▸ **TASK DESCRIPTION**
Take every line from the material that has the word "clot" in it.
----- RECORDS TO USE
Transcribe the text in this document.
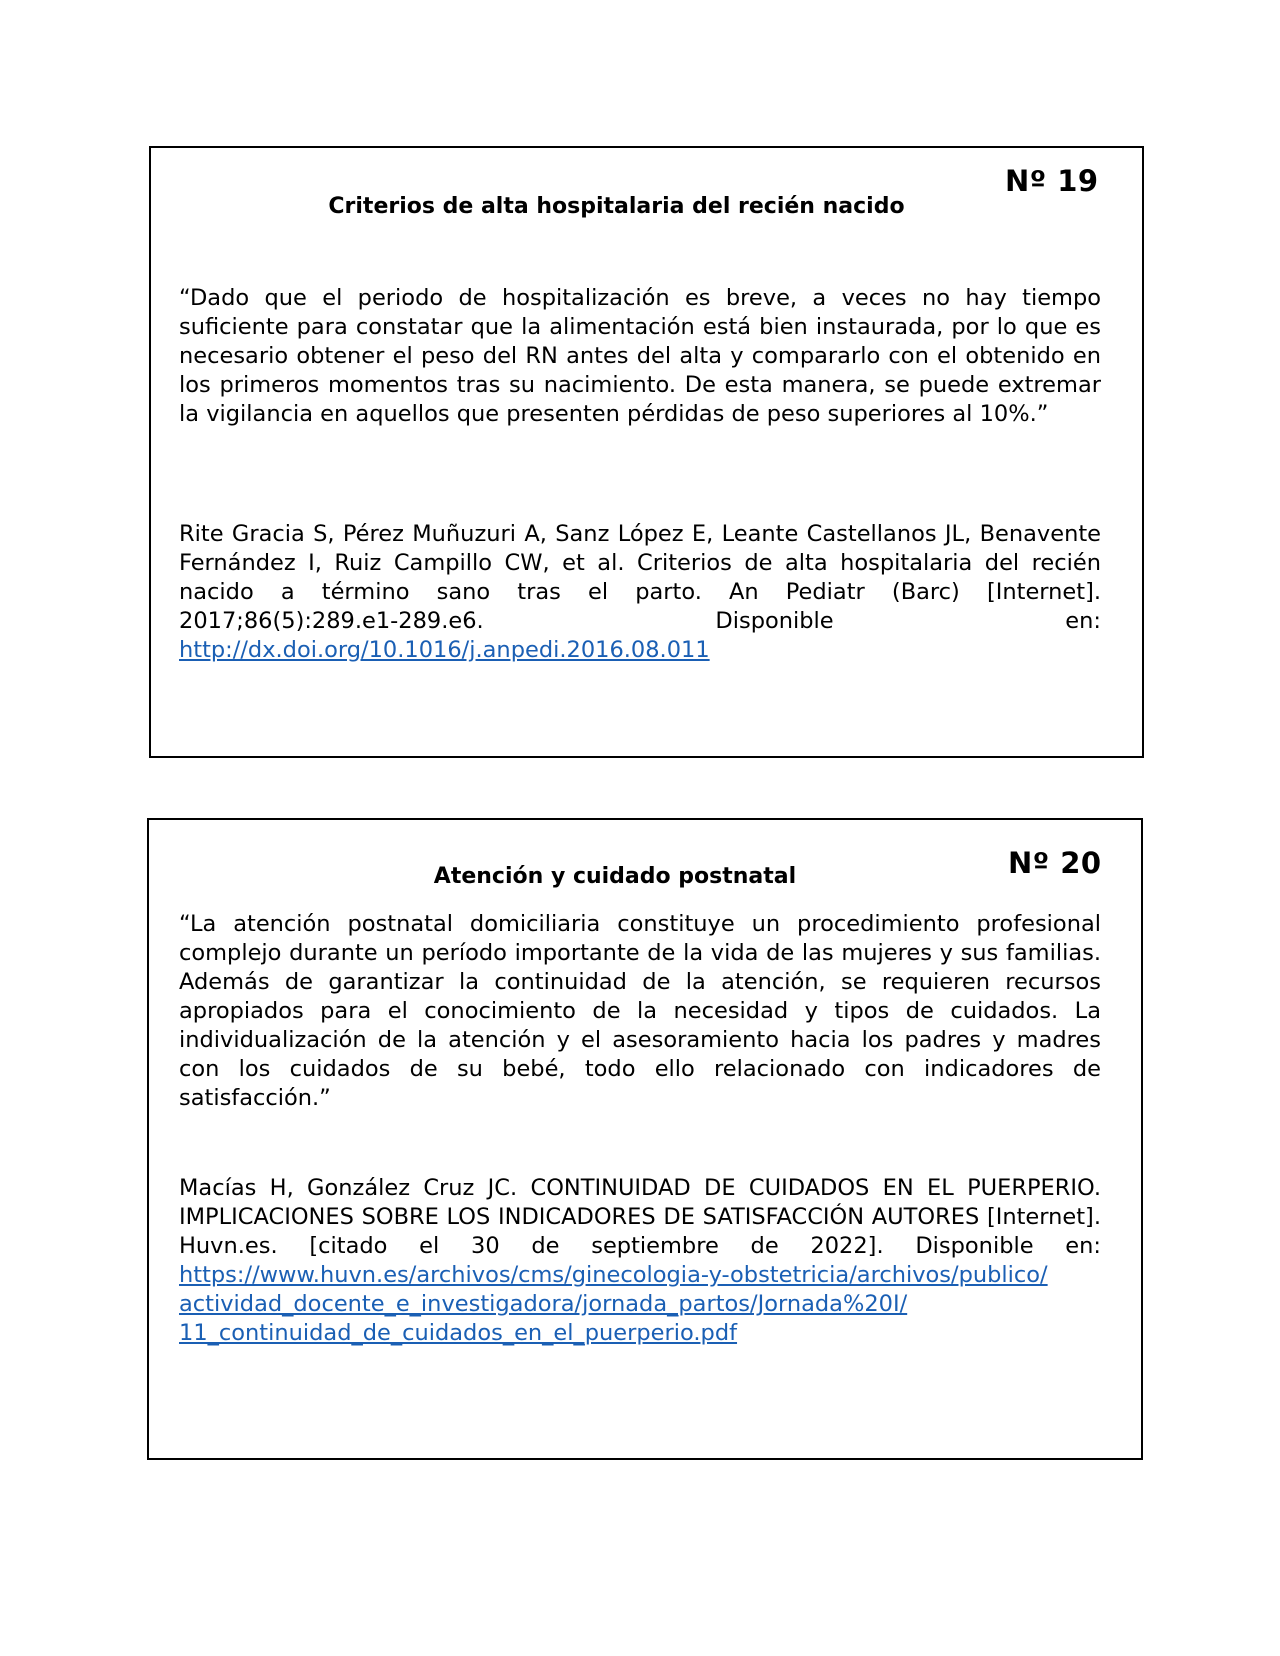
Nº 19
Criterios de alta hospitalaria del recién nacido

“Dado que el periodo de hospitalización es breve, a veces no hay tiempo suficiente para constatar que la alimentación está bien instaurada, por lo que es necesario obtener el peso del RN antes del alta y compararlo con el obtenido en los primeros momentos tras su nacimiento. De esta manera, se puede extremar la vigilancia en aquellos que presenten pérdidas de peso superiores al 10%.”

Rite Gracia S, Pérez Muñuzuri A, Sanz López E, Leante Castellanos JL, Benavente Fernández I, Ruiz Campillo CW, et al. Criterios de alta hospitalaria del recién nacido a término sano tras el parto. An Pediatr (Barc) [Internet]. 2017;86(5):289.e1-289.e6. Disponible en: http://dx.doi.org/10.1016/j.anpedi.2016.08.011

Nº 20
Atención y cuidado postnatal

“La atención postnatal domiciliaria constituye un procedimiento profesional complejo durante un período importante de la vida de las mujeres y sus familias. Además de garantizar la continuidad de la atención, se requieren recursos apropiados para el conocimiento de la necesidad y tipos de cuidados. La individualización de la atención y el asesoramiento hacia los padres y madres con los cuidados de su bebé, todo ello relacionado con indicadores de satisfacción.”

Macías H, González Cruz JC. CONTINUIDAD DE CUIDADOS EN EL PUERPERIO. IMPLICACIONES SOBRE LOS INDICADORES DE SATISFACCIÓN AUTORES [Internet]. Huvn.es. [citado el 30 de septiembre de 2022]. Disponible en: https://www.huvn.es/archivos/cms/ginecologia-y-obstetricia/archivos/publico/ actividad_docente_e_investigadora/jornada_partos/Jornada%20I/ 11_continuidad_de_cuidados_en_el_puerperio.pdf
----------
----- RECORDS TO USE
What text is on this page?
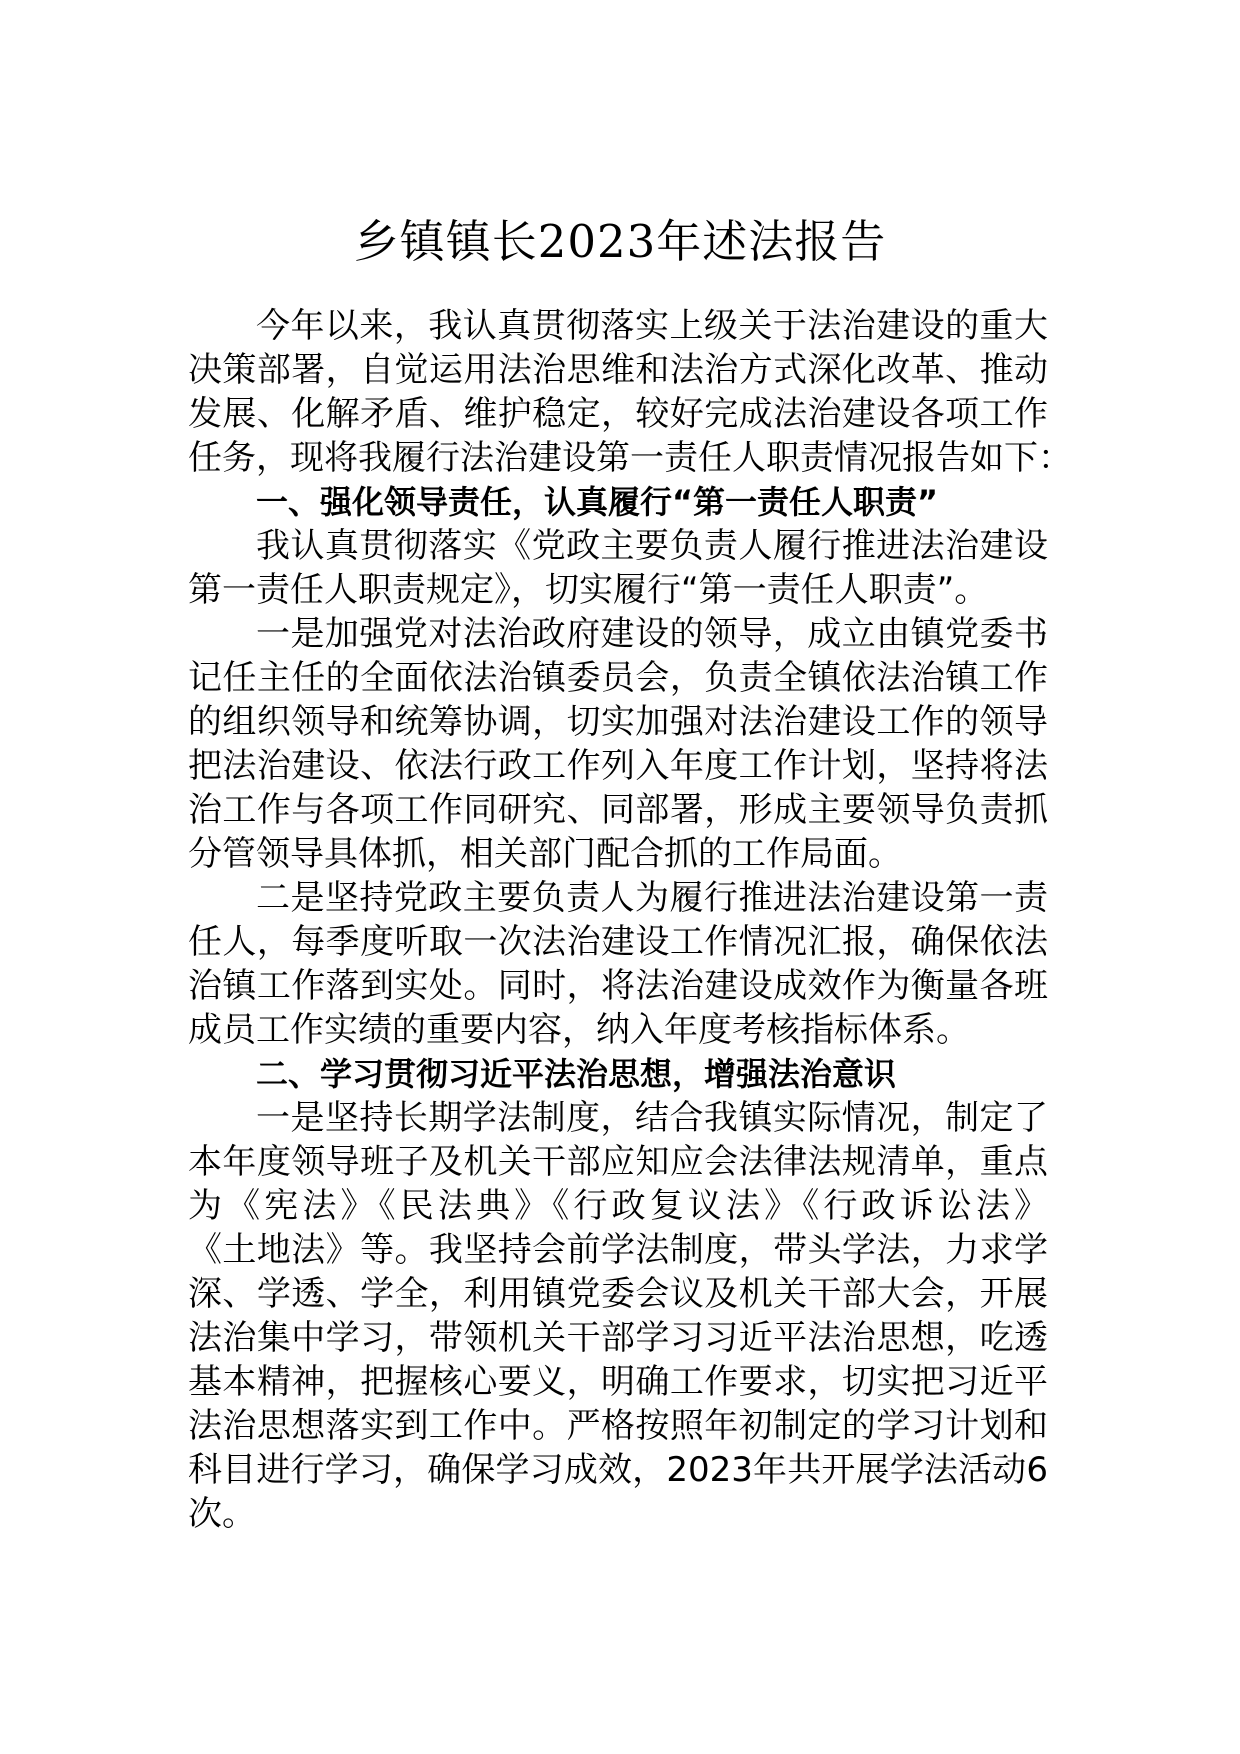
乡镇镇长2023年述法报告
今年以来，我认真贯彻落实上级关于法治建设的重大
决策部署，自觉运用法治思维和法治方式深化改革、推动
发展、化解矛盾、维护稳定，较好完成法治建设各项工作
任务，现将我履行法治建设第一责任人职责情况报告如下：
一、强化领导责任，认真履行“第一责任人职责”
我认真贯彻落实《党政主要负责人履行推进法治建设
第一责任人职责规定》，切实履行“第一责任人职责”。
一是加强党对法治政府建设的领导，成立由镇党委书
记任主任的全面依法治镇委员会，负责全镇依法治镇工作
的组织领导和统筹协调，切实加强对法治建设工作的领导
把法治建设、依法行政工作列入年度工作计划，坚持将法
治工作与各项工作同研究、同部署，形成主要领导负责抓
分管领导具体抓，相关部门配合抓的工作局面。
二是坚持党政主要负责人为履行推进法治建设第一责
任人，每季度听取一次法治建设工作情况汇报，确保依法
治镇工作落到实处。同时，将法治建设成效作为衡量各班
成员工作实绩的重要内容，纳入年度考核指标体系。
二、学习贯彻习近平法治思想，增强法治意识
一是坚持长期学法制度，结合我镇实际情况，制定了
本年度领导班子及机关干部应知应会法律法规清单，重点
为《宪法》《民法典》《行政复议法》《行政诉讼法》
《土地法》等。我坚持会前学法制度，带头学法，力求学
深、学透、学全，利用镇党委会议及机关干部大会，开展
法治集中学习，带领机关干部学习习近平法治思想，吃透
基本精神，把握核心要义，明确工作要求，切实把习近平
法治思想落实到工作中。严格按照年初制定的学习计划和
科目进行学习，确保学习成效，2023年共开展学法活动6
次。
----------
----- RECORDS TO USE
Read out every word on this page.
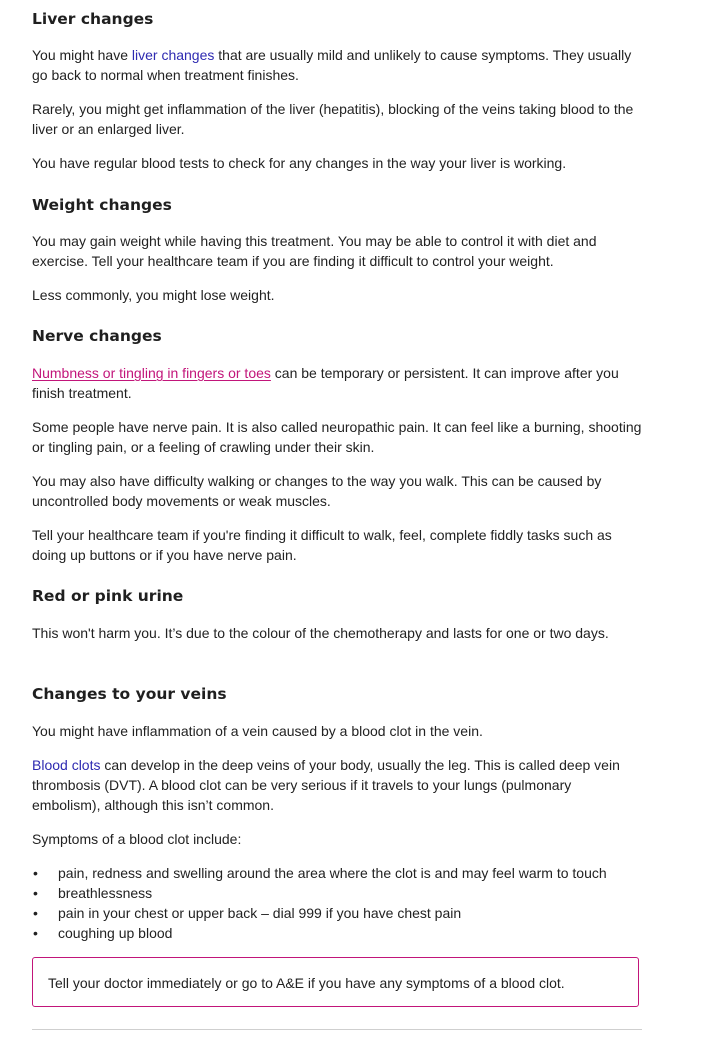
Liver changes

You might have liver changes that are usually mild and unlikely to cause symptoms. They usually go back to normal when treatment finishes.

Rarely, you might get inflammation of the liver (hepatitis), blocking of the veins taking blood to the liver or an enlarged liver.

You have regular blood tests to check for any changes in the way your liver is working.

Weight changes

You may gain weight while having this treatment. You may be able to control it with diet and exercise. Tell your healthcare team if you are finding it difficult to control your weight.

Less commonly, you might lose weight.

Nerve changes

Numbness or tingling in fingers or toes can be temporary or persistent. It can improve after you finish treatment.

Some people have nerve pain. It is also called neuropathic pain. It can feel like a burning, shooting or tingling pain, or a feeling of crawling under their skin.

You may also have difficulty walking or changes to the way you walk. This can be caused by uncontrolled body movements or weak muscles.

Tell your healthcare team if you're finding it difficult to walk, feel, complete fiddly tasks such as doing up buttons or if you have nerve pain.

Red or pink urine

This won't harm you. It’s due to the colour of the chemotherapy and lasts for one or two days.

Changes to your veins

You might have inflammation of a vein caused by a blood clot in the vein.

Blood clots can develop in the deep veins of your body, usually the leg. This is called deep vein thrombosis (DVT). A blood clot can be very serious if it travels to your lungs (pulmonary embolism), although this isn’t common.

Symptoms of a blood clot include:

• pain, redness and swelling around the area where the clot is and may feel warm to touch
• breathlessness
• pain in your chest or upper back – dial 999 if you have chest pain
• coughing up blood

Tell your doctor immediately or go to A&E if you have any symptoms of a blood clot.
----------
▸ **RESULT OF THE TASK**
You might have inflammation of a vein caused by a blood clot in the vein.
Blood clots can develop in the deep veins of your body, usually the leg. This is called deep vein thrombosis (DVT). A blood clot can be very serious if it travels to your lungs (pulmonary embolism), although this isn’t common.
Symptoms of a blood clot include:
• pain, redness and swelling around the area where the clot is and may feel warm to touch
Tell your doctor immediately or go to A&E if you have any symptoms of a blood clot.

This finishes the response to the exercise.